◆ **The data**:

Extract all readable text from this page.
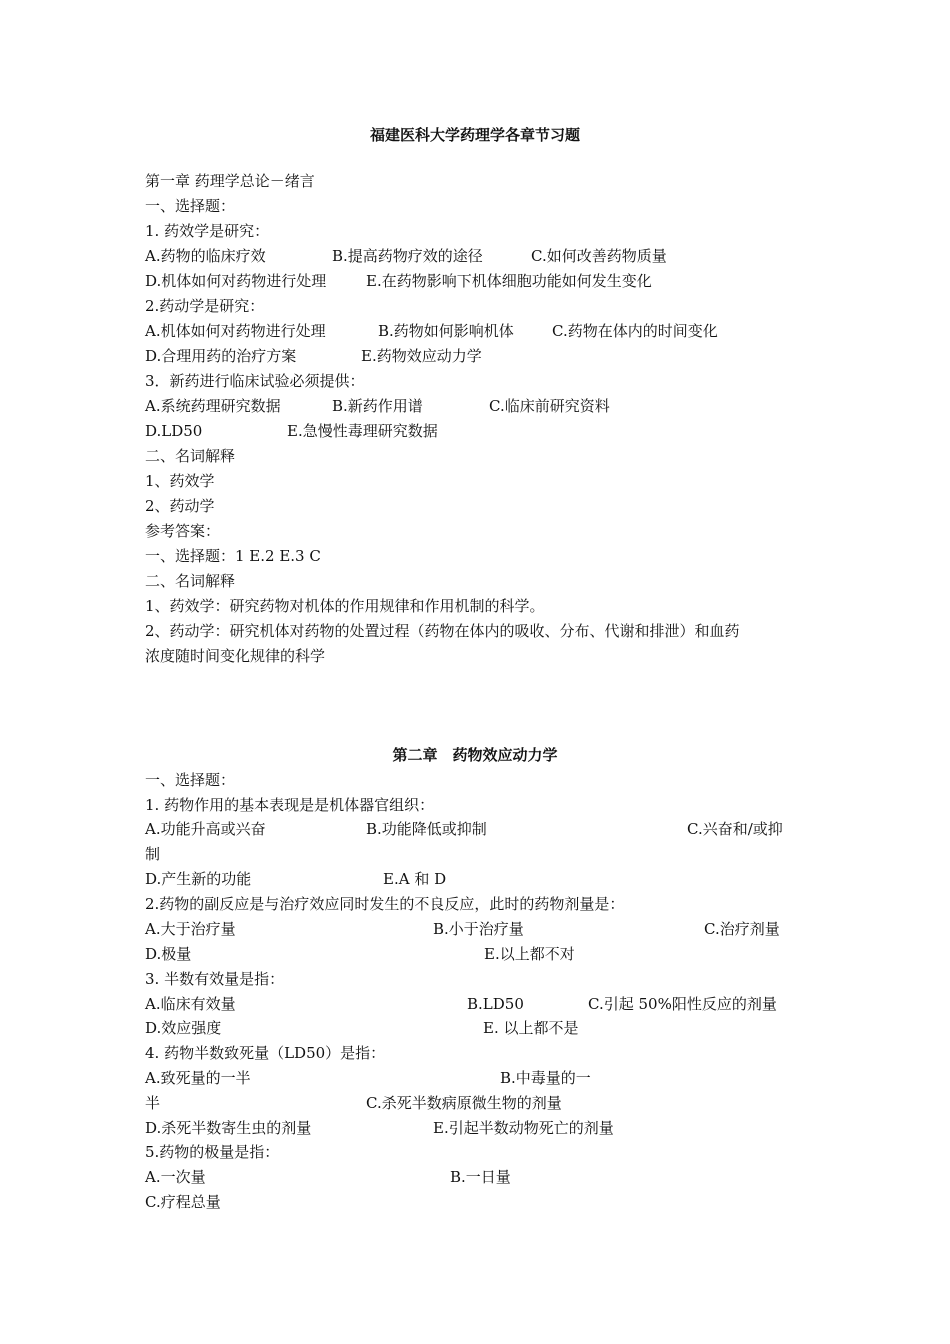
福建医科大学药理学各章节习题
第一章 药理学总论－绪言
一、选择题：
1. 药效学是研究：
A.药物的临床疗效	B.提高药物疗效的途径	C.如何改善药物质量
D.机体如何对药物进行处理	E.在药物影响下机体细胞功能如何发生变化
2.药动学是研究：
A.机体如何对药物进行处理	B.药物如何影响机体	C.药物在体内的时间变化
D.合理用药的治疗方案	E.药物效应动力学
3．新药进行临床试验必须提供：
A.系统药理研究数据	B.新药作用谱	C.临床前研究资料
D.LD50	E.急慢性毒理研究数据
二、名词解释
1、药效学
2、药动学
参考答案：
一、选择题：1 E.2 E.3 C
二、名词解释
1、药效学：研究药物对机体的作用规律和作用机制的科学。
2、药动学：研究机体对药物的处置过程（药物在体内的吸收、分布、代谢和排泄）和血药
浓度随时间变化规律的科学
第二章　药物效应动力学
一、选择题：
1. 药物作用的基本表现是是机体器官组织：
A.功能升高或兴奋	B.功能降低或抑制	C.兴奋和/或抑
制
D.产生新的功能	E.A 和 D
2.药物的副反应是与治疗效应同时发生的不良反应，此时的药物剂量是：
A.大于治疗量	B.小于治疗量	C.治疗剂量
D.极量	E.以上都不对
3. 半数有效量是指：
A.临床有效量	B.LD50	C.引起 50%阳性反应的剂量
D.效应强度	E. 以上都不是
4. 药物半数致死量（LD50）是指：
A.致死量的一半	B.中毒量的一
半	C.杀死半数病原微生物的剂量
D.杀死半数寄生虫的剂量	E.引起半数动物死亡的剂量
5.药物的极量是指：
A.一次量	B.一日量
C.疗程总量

◆ **Task instructions**: Leave out all pictures, then copy the remaining material exactly.

◆ **Result for this exercise**:
Extract all readable text from this page.
福建医科大学药理学各章节习题
第一章 药理学总论－绪言
一、选择题：
1. 药效学是研究：
A.药物的临床疗效	B.提高药物疗效的途径	C.如何改善药物质量
D.机体如何对药物进行处理	E.在药物影响下机体细胞功能如何发生变化
2.药动学是研究：
A.机体如何对药物进行处理	B.药物如何影响机体	C.药物在体内的时间变化
D.合理用药的治疗方案	E.药物效应动力学
3．新药进行临床试验必须提供：
A.系统药理研究数据	B.新药作用谱	C.临床前研究资料
D.LD50	E.急慢性毒理研究数据
二、名词解释
1、药效学
2、药动学
参考答案：
一、选择题：1 E.2 E.3 C
二、名词解释
1、药效学：研究药物对机体的作用规律和作用机制的科学。
2、药动学：研究机体对药物的处置过程（药物在体内的吸收、分布、代谢和排泄）和血药
浓度随时间变化规律的科学
第二章　药物效应动力学
一、选择题：
1. 药物作用的基本表现是是机体器官组织：
A.功能升高或兴奋	B.功能降低或抑制	C.兴奋和/或抑
制
D.产生新的功能	E.A 和 D
2.药物的副反应是与治疗效应同时发生的不良反应，此时的药物剂量是：
A.大于治疗量	B.小于治疗量	C.治疗剂量
D.极量	E.以上都不对
3. 半数有效量是指：
A.临床有效量	B.LD50	C.引起 50%阳性反应的剂量
D.效应强度	E. 以上都不是
4. 药物半数致死量（LD50）是指：
A.致死量的一半	B.中毒量的一
半	C.杀死半数病原微生物的剂量
D.杀死半数寄生虫的剂量	E.引起半数动物死亡的剂量
5.药物的极量是指：
A.一次量	B.一日量
C.疗程总量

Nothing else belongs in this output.